Find and return each line containing "this".

(Data records)
## start

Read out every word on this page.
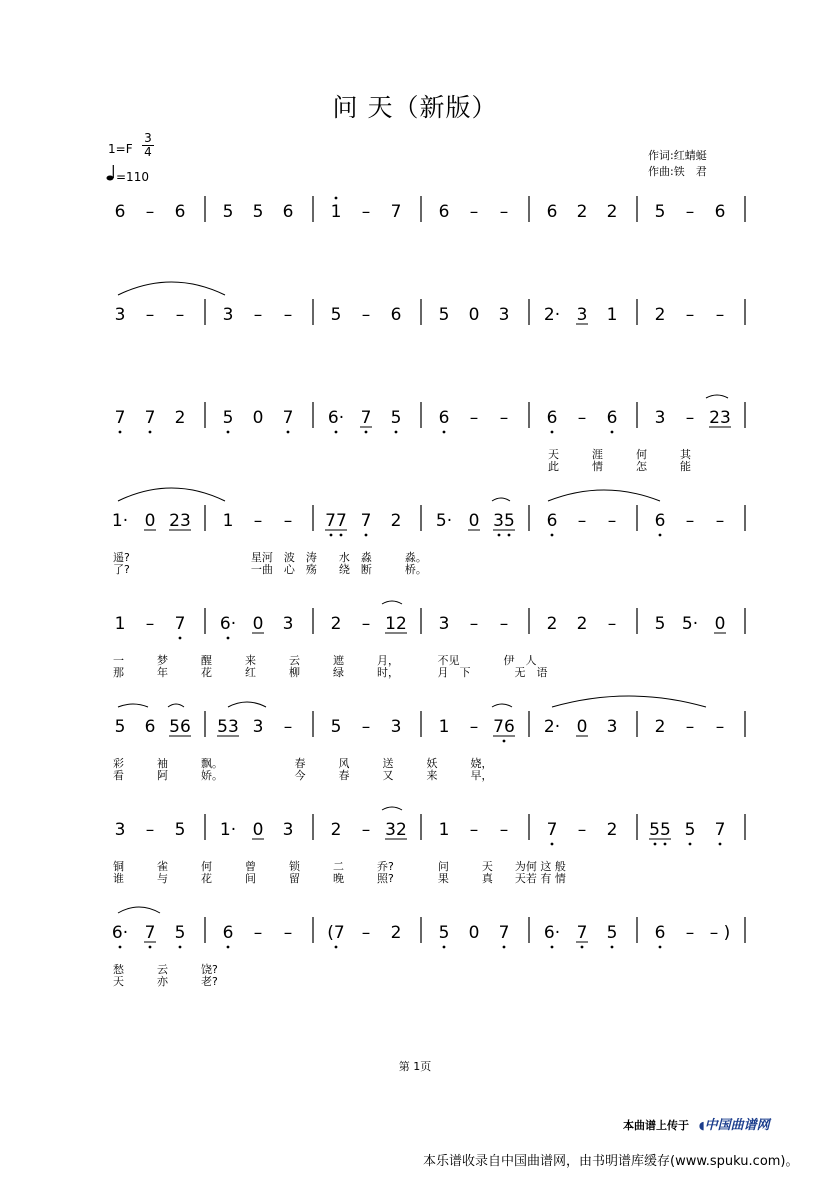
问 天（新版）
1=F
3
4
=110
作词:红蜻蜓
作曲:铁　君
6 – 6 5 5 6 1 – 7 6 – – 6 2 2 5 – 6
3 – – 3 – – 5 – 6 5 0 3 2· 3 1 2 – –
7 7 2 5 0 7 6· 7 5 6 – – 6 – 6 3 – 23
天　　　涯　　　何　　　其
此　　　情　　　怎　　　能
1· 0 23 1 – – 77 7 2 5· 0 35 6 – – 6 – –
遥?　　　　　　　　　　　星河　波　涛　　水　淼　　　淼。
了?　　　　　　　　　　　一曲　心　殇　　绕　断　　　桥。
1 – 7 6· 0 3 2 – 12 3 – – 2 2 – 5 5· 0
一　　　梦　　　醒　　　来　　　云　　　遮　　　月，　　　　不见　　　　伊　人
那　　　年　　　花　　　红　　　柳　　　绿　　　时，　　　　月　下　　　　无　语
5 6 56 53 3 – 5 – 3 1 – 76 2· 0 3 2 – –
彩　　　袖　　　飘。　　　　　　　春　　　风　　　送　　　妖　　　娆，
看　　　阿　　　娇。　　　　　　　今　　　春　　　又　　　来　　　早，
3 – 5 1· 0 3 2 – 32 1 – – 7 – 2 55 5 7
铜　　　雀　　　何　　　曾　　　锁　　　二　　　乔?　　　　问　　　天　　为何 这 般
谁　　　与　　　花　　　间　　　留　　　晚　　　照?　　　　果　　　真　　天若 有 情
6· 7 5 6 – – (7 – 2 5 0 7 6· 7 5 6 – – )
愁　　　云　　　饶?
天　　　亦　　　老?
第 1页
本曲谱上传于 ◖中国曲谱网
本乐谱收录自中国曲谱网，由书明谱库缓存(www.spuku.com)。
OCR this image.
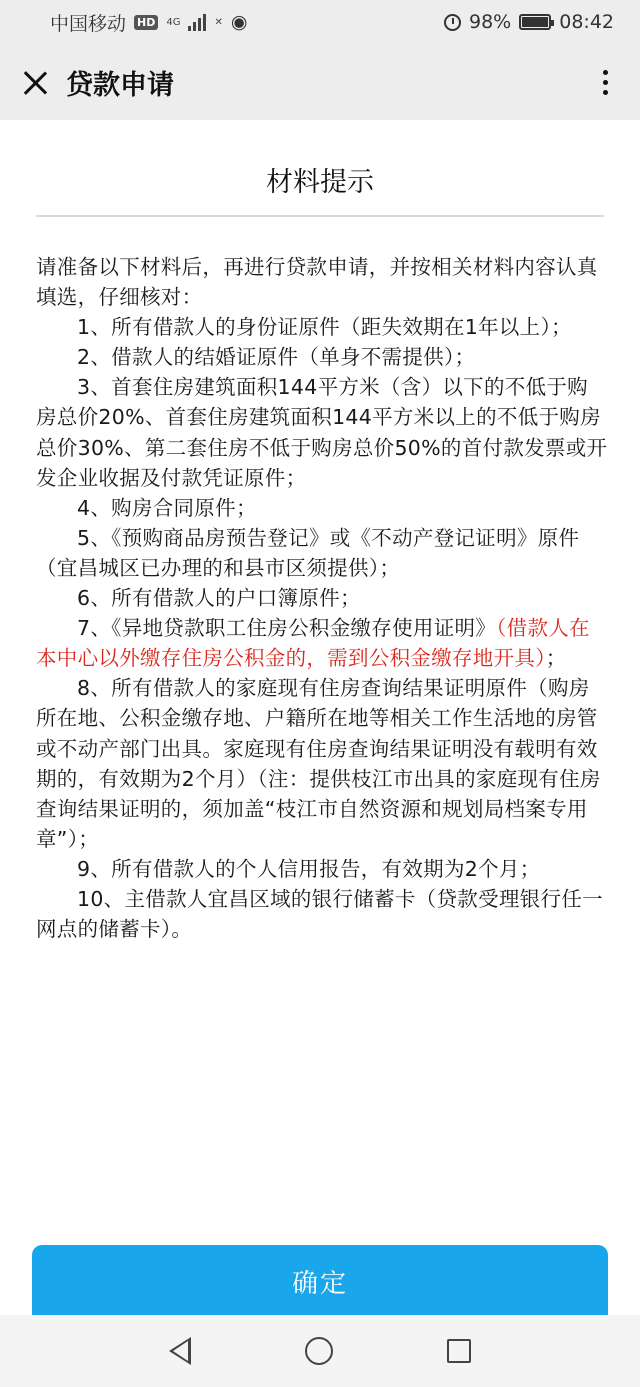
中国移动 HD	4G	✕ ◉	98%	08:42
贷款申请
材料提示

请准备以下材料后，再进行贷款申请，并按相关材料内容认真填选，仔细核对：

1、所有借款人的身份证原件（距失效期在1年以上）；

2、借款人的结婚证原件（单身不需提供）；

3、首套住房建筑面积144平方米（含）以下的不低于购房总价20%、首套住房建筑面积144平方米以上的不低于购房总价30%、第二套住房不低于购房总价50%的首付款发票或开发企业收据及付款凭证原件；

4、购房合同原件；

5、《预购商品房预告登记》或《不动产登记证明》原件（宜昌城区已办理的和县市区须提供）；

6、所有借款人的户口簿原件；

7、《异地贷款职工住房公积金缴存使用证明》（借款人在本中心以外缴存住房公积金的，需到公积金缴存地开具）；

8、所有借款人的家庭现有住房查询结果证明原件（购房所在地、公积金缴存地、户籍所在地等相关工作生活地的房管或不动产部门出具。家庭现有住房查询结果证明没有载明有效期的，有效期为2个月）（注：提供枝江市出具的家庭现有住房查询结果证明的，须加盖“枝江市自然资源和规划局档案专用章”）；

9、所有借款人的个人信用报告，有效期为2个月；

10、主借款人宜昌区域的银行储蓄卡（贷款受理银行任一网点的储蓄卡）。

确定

## end

» THE RESPONSE:
Read out every word on this page.
OCR this image.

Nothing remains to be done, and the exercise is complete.